╔══

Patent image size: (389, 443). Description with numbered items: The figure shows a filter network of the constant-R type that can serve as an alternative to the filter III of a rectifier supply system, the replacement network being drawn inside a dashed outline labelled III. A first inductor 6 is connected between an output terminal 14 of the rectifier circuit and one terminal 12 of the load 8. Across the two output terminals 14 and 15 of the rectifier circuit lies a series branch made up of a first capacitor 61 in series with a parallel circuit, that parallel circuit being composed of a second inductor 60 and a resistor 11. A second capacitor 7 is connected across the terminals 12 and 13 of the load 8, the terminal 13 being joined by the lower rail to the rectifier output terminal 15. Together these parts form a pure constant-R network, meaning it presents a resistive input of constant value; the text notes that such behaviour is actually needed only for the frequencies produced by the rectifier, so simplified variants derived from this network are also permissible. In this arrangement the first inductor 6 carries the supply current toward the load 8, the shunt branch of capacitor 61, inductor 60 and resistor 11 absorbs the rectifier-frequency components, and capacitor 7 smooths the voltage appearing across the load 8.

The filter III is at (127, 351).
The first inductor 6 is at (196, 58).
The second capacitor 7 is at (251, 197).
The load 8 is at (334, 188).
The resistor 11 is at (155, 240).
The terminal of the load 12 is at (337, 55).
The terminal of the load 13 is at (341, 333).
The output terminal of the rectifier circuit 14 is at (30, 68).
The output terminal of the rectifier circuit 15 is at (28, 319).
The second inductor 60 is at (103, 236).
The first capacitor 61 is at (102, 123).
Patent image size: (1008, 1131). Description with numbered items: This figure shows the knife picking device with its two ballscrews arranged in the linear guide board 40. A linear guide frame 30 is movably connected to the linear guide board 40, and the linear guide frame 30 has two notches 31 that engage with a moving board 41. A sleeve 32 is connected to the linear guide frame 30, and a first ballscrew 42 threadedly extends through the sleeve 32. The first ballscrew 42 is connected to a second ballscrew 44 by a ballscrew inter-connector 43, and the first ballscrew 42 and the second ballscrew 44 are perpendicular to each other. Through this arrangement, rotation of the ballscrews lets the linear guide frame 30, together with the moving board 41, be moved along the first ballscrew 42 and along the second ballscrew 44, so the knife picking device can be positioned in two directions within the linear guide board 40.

╚══

- The problem: Rewrite all the rows above, substituting "linear guide plate" for "linear guide board" and leaving everything else as it is.

- Expected answer:
Patent image size: (389, 443). Description with numbered items: The figure shows a filter network of the constant-R type that can serve as an alternative to the filter III of a rectifier supply system, the replacement network being drawn inside a dashed outline labelled III. A first inductor 6 is connected between an output terminal 14 of the rectifier circuit and one terminal 12 of the load 8. Across the two output terminals 14 and 15 of the rectifier circuit lies a series branch made up of a first capacitor 61 in series with a parallel circuit, that parallel circuit being composed of a second inductor 60 and a resistor 11. A second capacitor 7 is connected across the terminals 12 and 13 of the load 8, the terminal 13 being joined by the lower rail to the rectifier output terminal 15. Together these parts form a pure constant-R network, meaning it presents a resistive input of constant value; the text notes that such behaviour is actually needed only for the frequencies produced by the rectifier, so simplified variants derived from this network are also permissible. In this arrangement the first inductor 6 carries the supply current toward the load 8, the shunt branch of capacitor 61, inductor 60 and resistor 11 absorbs the rectifier-frequency components, and capacitor 7 smooths the voltage appearing across the load 8.

The filter III is at (127, 351).
The first inductor 6 is at (196, 58).
The second capacitor 7 is at (251, 197).
The load 8 is at (334, 188).
The resistor 11 is at (155, 240).
The terminal of the load 12 is at (337, 55).
The terminal of the load 13 is at (341, 333).
The output terminal of the rectifier circuit 14 is at (30, 68).
The output terminal of the rectifier circuit 15 is at (28, 319).
The second inductor 60 is at (103, 236).
The first capacitor 61 is at (102, 123).
Patent image size: (1008, 1131). Description with numbered items: This figure shows the knife picking device with its two ballscrews arranged in the linear guide plate 40. A linear guide frame 30 is movably connected to the linear guide plate 40, and the linear guide frame 30 has two notches 31 that engage with a moving board 41. A sleeve 32 is connected to the linear guide frame 30, and a first ballscrew 42 threadedly extends through the sleeve 32. The first ballscrew 42 is connected to a second ballscrew 44 by a ballscrew inter-connector 43, and the first ballscrew 42 and the second ballscrew 44 are perpendicular to each other. Through this arrangement, rotation of the ballscrews lets the linear guide frame 30, together with the moving board 41, be moved along the first ballscrew 42 and along the second ballscrew 44, so the knife picking device can be positioned in two directions within the linear guide plate 40.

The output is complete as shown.